• Dati forniti:

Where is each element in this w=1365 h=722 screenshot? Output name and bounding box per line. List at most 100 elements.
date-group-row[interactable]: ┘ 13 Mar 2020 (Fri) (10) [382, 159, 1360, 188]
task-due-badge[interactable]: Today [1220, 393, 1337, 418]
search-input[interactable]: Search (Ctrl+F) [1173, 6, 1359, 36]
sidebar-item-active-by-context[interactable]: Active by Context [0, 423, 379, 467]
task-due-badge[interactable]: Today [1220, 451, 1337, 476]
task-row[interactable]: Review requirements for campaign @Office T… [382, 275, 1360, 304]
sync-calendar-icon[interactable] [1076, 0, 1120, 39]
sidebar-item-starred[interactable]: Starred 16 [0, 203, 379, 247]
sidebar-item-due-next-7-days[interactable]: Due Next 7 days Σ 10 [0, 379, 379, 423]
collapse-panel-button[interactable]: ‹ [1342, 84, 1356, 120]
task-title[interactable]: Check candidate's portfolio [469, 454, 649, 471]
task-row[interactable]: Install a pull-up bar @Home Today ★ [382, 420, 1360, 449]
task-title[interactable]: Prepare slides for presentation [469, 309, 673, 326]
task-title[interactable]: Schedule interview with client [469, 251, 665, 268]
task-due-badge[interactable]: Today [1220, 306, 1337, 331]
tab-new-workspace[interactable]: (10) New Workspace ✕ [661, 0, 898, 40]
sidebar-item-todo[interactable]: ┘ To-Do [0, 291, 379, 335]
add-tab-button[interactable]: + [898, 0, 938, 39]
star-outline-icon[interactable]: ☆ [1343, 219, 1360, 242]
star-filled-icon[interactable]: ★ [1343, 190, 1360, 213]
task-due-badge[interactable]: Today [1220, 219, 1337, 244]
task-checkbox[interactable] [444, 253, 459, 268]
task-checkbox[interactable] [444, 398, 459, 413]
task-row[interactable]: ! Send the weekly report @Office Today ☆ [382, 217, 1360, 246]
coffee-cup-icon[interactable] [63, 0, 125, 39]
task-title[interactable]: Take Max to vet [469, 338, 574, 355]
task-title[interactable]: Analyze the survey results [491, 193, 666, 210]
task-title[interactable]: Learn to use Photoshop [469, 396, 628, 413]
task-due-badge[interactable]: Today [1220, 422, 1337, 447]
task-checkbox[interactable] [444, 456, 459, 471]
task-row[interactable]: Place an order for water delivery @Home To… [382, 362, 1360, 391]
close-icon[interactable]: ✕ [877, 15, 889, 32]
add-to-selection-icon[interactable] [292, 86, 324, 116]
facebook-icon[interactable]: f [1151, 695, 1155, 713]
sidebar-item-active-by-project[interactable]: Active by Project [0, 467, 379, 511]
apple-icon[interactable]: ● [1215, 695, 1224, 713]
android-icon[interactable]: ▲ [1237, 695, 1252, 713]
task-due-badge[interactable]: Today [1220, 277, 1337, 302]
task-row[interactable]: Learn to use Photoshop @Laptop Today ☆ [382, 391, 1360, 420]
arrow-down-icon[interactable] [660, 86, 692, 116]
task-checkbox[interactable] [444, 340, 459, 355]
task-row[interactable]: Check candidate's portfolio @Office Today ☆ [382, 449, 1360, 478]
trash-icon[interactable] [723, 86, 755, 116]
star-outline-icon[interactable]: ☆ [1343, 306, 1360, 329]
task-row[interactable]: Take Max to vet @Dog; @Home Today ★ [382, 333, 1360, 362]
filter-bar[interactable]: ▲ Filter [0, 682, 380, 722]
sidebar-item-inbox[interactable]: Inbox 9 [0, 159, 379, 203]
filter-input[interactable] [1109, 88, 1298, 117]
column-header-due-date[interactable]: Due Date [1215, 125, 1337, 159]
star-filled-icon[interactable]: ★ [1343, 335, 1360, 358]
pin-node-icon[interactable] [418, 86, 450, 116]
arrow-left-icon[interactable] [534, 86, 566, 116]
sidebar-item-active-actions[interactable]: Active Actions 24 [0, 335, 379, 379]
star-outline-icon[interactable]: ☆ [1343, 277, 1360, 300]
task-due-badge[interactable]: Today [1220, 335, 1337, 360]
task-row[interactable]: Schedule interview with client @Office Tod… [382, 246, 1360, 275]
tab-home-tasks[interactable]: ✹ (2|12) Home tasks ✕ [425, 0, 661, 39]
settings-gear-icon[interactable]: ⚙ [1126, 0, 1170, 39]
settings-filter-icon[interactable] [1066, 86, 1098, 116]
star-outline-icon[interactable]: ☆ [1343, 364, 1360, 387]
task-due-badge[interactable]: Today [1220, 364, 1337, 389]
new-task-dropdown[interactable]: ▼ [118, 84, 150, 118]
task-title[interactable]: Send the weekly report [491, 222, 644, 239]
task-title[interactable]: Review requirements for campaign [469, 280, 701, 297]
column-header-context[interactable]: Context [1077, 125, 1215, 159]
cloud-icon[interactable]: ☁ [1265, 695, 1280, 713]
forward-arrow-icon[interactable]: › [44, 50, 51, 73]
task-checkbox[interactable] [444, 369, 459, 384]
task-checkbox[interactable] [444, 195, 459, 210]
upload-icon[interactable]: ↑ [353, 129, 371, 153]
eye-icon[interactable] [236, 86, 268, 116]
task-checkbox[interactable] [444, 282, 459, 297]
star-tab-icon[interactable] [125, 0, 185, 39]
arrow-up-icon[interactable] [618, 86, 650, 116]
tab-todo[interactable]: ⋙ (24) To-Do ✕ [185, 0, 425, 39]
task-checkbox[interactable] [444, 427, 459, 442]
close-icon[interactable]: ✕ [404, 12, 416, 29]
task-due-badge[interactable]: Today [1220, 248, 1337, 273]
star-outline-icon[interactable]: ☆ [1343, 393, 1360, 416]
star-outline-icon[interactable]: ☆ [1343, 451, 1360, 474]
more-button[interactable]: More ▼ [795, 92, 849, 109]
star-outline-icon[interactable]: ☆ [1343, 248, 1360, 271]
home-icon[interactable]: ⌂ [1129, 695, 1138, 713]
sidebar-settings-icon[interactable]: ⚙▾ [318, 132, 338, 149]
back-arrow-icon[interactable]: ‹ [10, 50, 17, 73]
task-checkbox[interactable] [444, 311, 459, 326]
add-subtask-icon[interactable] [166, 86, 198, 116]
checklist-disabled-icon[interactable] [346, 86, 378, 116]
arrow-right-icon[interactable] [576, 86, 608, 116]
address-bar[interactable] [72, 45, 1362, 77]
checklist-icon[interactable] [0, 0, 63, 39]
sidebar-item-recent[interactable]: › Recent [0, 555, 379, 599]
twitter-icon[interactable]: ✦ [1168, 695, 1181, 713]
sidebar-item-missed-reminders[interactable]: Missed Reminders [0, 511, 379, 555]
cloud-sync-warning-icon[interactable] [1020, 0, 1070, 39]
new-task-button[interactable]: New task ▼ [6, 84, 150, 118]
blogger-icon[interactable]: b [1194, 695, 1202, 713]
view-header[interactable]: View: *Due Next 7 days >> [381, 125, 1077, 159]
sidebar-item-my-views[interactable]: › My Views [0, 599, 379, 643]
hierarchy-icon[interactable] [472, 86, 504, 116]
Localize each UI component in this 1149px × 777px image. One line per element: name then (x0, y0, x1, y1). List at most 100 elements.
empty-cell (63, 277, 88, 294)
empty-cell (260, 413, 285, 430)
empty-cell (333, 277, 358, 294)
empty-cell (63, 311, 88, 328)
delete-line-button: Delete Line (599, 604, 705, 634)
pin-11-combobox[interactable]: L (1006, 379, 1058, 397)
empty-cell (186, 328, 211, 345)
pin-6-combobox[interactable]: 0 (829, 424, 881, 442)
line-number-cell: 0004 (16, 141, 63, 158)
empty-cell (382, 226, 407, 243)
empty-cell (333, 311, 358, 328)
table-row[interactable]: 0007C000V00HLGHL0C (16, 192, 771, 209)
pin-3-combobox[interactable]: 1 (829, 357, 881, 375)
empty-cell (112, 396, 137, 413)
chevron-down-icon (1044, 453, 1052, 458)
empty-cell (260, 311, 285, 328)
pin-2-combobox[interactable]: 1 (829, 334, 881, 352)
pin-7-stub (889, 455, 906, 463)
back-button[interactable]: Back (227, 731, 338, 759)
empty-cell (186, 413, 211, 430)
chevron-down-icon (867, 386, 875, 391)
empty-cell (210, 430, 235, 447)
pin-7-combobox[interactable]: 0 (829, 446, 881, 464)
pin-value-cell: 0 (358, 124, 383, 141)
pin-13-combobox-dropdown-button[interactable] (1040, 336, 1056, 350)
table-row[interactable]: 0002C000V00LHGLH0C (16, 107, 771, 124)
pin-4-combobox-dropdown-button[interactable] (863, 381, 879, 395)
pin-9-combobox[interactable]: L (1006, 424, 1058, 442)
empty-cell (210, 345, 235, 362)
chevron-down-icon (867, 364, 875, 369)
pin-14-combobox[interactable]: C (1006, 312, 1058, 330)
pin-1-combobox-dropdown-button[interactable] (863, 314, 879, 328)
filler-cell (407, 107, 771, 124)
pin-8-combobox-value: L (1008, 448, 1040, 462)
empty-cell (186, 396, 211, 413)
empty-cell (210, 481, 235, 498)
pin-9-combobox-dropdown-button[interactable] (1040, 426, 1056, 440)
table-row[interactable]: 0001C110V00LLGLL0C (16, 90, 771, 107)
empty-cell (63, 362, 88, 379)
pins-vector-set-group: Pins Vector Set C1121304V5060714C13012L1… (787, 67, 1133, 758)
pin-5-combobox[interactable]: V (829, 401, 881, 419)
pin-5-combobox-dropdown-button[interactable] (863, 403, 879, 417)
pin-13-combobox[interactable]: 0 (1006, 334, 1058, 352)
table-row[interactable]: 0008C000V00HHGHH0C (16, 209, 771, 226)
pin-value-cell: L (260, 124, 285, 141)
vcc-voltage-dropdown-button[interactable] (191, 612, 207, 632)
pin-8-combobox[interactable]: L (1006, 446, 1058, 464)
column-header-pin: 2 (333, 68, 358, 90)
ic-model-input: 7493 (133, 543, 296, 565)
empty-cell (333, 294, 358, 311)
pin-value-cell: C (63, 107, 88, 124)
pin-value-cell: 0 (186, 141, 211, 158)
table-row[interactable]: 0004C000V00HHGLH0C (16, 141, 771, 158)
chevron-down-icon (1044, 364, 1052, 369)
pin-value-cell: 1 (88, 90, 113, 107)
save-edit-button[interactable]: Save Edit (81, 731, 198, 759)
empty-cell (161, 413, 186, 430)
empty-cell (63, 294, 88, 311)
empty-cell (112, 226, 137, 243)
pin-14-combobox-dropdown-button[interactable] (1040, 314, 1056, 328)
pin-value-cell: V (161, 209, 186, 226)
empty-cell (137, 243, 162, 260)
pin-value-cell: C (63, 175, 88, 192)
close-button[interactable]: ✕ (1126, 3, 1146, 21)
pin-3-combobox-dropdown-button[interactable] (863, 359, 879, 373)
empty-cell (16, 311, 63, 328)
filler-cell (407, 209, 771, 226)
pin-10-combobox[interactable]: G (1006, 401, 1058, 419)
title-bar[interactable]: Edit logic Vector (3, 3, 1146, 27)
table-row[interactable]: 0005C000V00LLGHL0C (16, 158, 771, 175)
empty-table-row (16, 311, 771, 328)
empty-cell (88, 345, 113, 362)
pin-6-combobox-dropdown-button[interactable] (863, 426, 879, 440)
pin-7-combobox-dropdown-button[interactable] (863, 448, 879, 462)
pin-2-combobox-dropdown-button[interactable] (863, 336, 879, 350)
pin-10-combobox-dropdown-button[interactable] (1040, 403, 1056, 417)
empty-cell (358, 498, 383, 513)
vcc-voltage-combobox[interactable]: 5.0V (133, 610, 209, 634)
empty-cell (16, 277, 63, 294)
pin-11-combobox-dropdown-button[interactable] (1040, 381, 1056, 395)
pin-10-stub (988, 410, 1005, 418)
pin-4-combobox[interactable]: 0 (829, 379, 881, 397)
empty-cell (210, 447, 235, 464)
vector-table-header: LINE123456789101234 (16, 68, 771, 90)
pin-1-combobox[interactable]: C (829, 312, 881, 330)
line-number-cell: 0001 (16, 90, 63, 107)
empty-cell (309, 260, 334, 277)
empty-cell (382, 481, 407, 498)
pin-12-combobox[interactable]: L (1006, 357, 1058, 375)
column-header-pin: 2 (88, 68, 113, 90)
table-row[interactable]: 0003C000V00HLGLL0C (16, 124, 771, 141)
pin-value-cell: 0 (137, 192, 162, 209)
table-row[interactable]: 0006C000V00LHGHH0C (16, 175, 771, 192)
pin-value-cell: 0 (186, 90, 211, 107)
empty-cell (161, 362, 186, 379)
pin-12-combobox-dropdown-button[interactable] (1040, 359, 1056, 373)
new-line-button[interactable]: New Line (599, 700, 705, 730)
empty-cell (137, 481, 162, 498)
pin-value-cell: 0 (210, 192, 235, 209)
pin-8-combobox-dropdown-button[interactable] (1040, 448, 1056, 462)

• Descrizione esercizio: Per favore, ritrascrivi senza alcuna modifica tutto ciò che va dall'inizio dei record fino alla riga che contiene "task-checkbox[interactable] [444, 398, 459, 413]", compresa quest'ultima.

• Risposta esercizio:
Where is each element in this w=1365 h=722 screenshot? Output name and bounding box per line. List at most 100 elements.
date-group-row[interactable]: ┘ 13 Mar 2020 (Fri) (10) [382, 159, 1360, 188]
task-due-badge[interactable]: Today [1220, 393, 1337, 418]
search-input[interactable]: Search (Ctrl+F) [1173, 6, 1359, 36]
sidebar-item-active-by-context[interactable]: Active by Context [0, 423, 379, 467]
task-due-badge[interactable]: Today [1220, 451, 1337, 476]
task-row[interactable]: Review requirements for campaign @Office T… [382, 275, 1360, 304]
sync-calendar-icon[interactable] [1076, 0, 1120, 39]
sidebar-item-starred[interactable]: Starred 16 [0, 203, 379, 247]
sidebar-item-due-next-7-days[interactable]: Due Next 7 days Σ 10 [0, 379, 379, 423]
collapse-panel-button[interactable]: ‹ [1342, 84, 1356, 120]
task-title[interactable]: Check candidate's portfolio [469, 454, 649, 471]
task-row[interactable]: Install a pull-up bar @Home Today ★ [382, 420, 1360, 449]
task-title[interactable]: Prepare slides for presentation [469, 309, 673, 326]
task-title[interactable]: Schedule interview with client [469, 251, 665, 268]
task-due-badge[interactable]: Today [1220, 306, 1337, 331]
tab-new-workspace[interactable]: (10) New Workspace ✕ [661, 0, 898, 40]
sidebar-item-todo[interactable]: ┘ To-Do [0, 291, 379, 335]
add-tab-button[interactable]: + [898, 0, 938, 39]
star-outline-icon[interactable]: ☆ [1343, 219, 1360, 242]
star-filled-icon[interactable]: ★ [1343, 190, 1360, 213]
task-due-badge[interactable]: Today [1220, 219, 1337, 244]
task-checkbox[interactable] [444, 253, 459, 268]
task-checkbox[interactable] [444, 398, 459, 413]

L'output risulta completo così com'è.